- _Exercise aim_
Reproduce every line of the listing as written, apart from the pictures.

- _Task material_
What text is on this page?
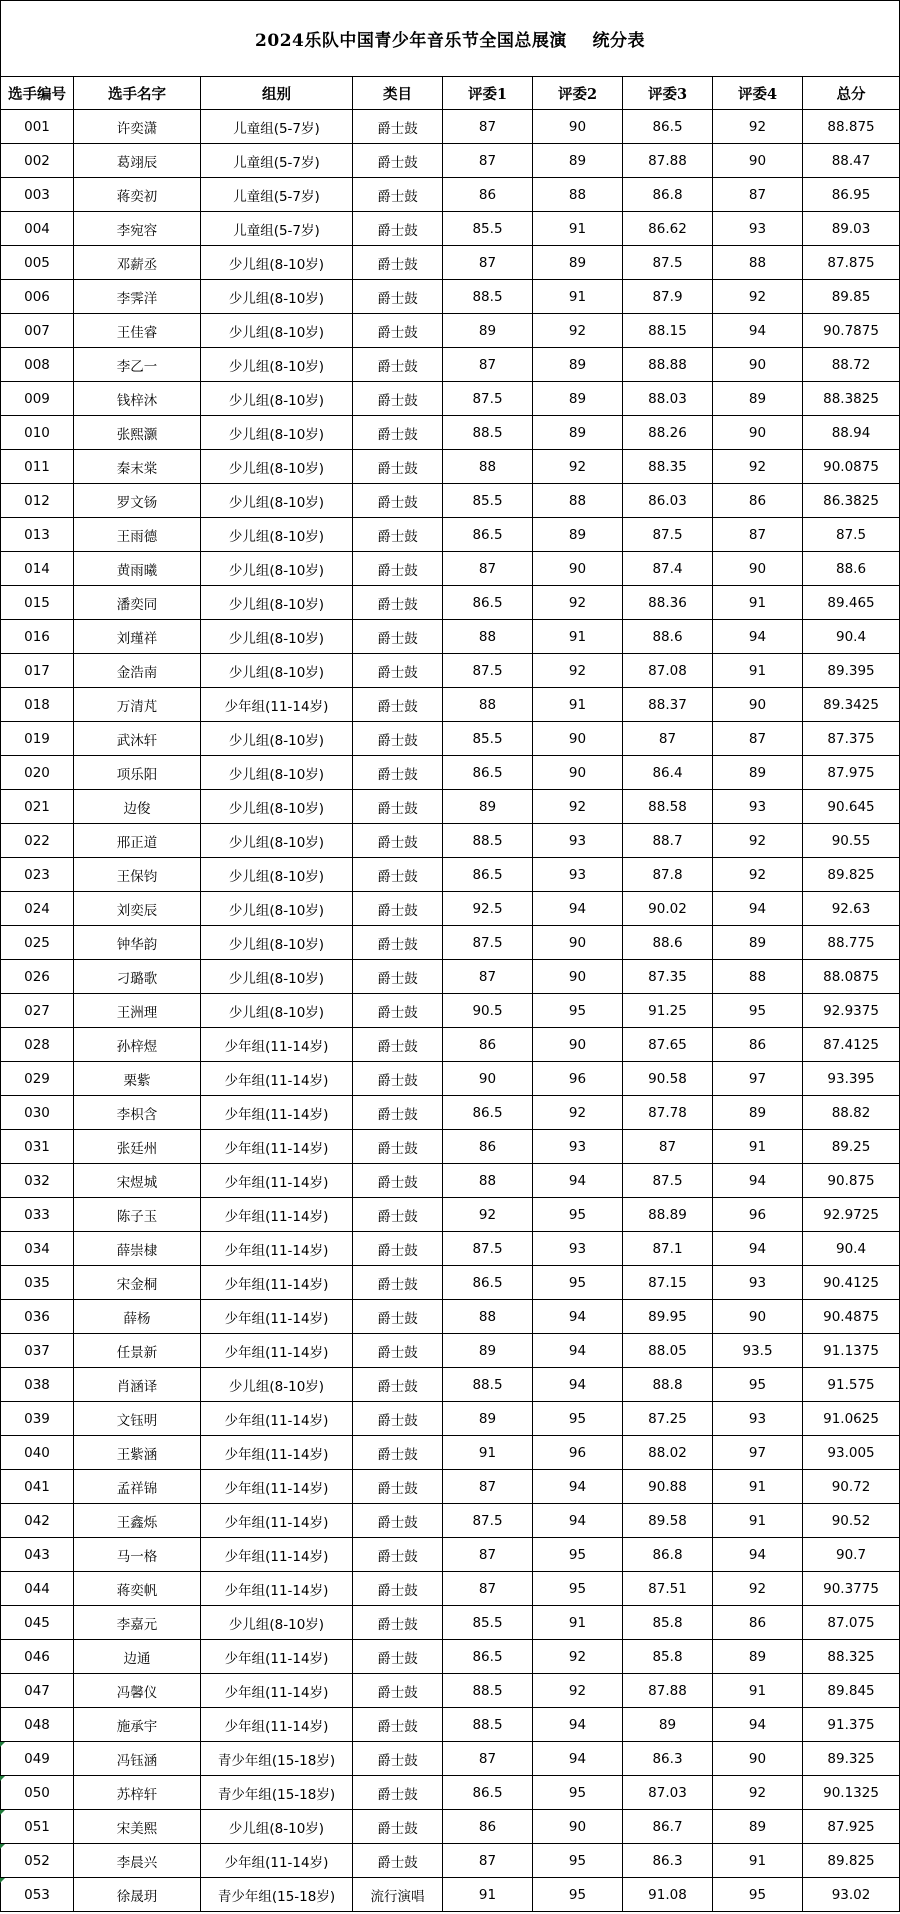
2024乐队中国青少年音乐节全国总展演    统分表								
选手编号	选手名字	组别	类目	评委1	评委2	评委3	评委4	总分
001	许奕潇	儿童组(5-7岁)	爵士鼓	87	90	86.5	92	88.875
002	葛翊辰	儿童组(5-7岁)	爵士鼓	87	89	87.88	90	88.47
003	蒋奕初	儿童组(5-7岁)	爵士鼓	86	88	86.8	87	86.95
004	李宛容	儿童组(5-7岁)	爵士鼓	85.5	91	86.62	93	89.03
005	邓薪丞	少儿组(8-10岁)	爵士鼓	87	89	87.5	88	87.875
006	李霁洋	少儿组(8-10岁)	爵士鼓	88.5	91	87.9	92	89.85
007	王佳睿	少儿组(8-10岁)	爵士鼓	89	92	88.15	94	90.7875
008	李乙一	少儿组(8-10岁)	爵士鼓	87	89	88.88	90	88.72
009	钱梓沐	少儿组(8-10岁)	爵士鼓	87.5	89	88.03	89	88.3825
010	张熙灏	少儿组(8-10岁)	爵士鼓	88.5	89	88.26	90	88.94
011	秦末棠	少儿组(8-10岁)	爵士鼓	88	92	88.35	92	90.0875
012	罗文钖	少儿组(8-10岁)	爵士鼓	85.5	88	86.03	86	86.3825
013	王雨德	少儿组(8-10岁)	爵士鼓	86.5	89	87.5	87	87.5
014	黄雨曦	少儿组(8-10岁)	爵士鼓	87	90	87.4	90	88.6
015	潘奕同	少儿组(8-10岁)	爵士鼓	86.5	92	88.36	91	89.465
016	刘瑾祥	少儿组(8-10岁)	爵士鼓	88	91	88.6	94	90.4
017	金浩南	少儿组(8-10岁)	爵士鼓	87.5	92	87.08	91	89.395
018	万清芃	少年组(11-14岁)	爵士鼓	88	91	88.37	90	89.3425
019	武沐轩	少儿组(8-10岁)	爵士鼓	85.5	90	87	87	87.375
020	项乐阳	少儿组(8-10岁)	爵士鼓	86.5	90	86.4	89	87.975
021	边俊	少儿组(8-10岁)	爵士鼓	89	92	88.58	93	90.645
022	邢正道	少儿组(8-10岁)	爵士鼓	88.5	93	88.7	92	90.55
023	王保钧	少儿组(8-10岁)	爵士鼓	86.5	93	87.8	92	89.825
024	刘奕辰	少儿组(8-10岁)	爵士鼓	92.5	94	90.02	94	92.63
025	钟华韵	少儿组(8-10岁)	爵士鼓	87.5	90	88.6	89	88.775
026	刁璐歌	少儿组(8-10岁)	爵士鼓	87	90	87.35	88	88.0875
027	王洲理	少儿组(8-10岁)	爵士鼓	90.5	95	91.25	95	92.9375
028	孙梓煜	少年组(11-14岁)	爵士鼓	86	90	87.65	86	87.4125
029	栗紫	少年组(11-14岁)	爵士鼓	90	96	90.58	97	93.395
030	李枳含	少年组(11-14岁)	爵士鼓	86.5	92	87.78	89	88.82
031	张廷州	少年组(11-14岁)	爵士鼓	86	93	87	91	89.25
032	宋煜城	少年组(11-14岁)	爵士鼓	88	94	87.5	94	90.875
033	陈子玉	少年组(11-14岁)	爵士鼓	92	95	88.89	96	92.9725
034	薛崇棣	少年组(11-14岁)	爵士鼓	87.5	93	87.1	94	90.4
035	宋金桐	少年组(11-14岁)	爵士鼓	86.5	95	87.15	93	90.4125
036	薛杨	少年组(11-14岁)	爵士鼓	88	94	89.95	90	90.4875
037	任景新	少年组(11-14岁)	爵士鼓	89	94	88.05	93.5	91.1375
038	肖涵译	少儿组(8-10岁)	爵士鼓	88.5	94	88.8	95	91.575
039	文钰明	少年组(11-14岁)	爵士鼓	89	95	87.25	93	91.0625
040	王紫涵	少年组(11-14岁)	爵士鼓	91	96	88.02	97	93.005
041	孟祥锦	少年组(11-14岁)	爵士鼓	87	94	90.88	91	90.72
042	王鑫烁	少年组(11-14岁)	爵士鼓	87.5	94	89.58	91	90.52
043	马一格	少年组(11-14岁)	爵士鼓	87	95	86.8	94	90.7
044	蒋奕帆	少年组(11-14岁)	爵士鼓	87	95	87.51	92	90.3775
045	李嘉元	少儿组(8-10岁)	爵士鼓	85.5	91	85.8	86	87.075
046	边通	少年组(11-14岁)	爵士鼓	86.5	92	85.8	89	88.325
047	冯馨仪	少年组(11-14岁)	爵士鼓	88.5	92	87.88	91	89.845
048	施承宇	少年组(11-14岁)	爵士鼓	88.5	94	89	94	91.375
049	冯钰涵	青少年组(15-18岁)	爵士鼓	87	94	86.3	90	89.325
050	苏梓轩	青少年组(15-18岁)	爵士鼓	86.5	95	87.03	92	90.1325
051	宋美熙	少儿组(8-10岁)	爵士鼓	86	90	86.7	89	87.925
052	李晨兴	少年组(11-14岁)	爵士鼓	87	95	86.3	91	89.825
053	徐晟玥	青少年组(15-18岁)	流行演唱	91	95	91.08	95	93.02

- _Exercise solution_
What text is on this page?
2024乐队中国青少年音乐节全国总展演    统分表								
选手编号	选手名字	组别	类目	评委1	评委2	评委3	评委4	总分
001	许奕潇	儿童组(5-7岁)	爵士鼓	87	90	86.5	92	88.875
002	葛翊辰	儿童组(5-7岁)	爵士鼓	87	89	87.88	90	88.47
003	蒋奕初	儿童组(5-7岁)	爵士鼓	86	88	86.8	87	86.95
004	李宛容	儿童组(5-7岁)	爵士鼓	85.5	91	86.62	93	89.03
005	邓薪丞	少儿组(8-10岁)	爵士鼓	87	89	87.5	88	87.875
006	李霁洋	少儿组(8-10岁)	爵士鼓	88.5	91	87.9	92	89.85
007	王佳睿	少儿组(8-10岁)	爵士鼓	89	92	88.15	94	90.7875
008	李乙一	少儿组(8-10岁)	爵士鼓	87	89	88.88	90	88.72
009	钱梓沐	少儿组(8-10岁)	爵士鼓	87.5	89	88.03	89	88.3825
010	张熙灏	少儿组(8-10岁)	爵士鼓	88.5	89	88.26	90	88.94
011	秦末棠	少儿组(8-10岁)	爵士鼓	88	92	88.35	92	90.0875
012	罗文钖	少儿组(8-10岁)	爵士鼓	85.5	88	86.03	86	86.3825
013	王雨德	少儿组(8-10岁)	爵士鼓	86.5	89	87.5	87	87.5
014	黄雨曦	少儿组(8-10岁)	爵士鼓	87	90	87.4	90	88.6
015	潘奕同	少儿组(8-10岁)	爵士鼓	86.5	92	88.36	91	89.465
016	刘瑾祥	少儿组(8-10岁)	爵士鼓	88	91	88.6	94	90.4
017	金浩南	少儿组(8-10岁)	爵士鼓	87.5	92	87.08	91	89.395
018	万清芃	少年组(11-14岁)	爵士鼓	88	91	88.37	90	89.3425
019	武沐轩	少儿组(8-10岁)	爵士鼓	85.5	90	87	87	87.375
020	项乐阳	少儿组(8-10岁)	爵士鼓	86.5	90	86.4	89	87.975
021	边俊	少儿组(8-10岁)	爵士鼓	89	92	88.58	93	90.645
022	邢正道	少儿组(8-10岁)	爵士鼓	88.5	93	88.7	92	90.55
023	王保钧	少儿组(8-10岁)	爵士鼓	86.5	93	87.8	92	89.825
024	刘奕辰	少儿组(8-10岁)	爵士鼓	92.5	94	90.02	94	92.63
025	钟华韵	少儿组(8-10岁)	爵士鼓	87.5	90	88.6	89	88.775
026	刁璐歌	少儿组(8-10岁)	爵士鼓	87	90	87.35	88	88.0875
027	王洲理	少儿组(8-10岁)	爵士鼓	90.5	95	91.25	95	92.9375
028	孙梓煜	少年组(11-14岁)	爵士鼓	86	90	87.65	86	87.4125
029	栗紫	少年组(11-14岁)	爵士鼓	90	96	90.58	97	93.395
030	李枳含	少年组(11-14岁)	爵士鼓	86.5	92	87.78	89	88.82
031	张廷州	少年组(11-14岁)	爵士鼓	86	93	87	91	89.25
032	宋煜城	少年组(11-14岁)	爵士鼓	88	94	87.5	94	90.875
033	陈子玉	少年组(11-14岁)	爵士鼓	92	95	88.89	96	92.9725
034	薛崇棣	少年组(11-14岁)	爵士鼓	87.5	93	87.1	94	90.4
035	宋金桐	少年组(11-14岁)	爵士鼓	86.5	95	87.15	93	90.4125
036	薛杨	少年组(11-14岁)	爵士鼓	88	94	89.95	90	90.4875
037	任景新	少年组(11-14岁)	爵士鼓	89	94	88.05	93.5	91.1375
038	肖涵译	少儿组(8-10岁)	爵士鼓	88.5	94	88.8	95	91.575
039	文钰明	少年组(11-14岁)	爵士鼓	89	95	87.25	93	91.0625
040	王紫涵	少年组(11-14岁)	爵士鼓	91	96	88.02	97	93.005
041	孟祥锦	少年组(11-14岁)	爵士鼓	87	94	90.88	91	90.72
042	王鑫烁	少年组(11-14岁)	爵士鼓	87.5	94	89.58	91	90.52
043	马一格	少年组(11-14岁)	爵士鼓	87	95	86.8	94	90.7
044	蒋奕帆	少年组(11-14岁)	爵士鼓	87	95	87.51	92	90.3775
045	李嘉元	少儿组(8-10岁)	爵士鼓	85.5	91	85.8	86	87.075
046	边通	少年组(11-14岁)	爵士鼓	86.5	92	85.8	89	88.325
047	冯馨仪	少年组(11-14岁)	爵士鼓	88.5	92	87.88	91	89.845
048	施承宇	少年组(11-14岁)	爵士鼓	88.5	94	89	94	91.375
049	冯钰涵	青少年组(15-18岁)	爵士鼓	87	94	86.3	90	89.325
050	苏梓轩	青少年组(15-18岁)	爵士鼓	86.5	95	87.03	92	90.1325
051	宋美熙	少儿组(8-10岁)	爵士鼓	86	90	86.7	89	87.925
052	李晨兴	少年组(11-14岁)	爵士鼓	87	95	86.3	91	89.825
053	徐晟玥	青少年组(15-18岁)	流行演唱	91	95	91.08	95	93.02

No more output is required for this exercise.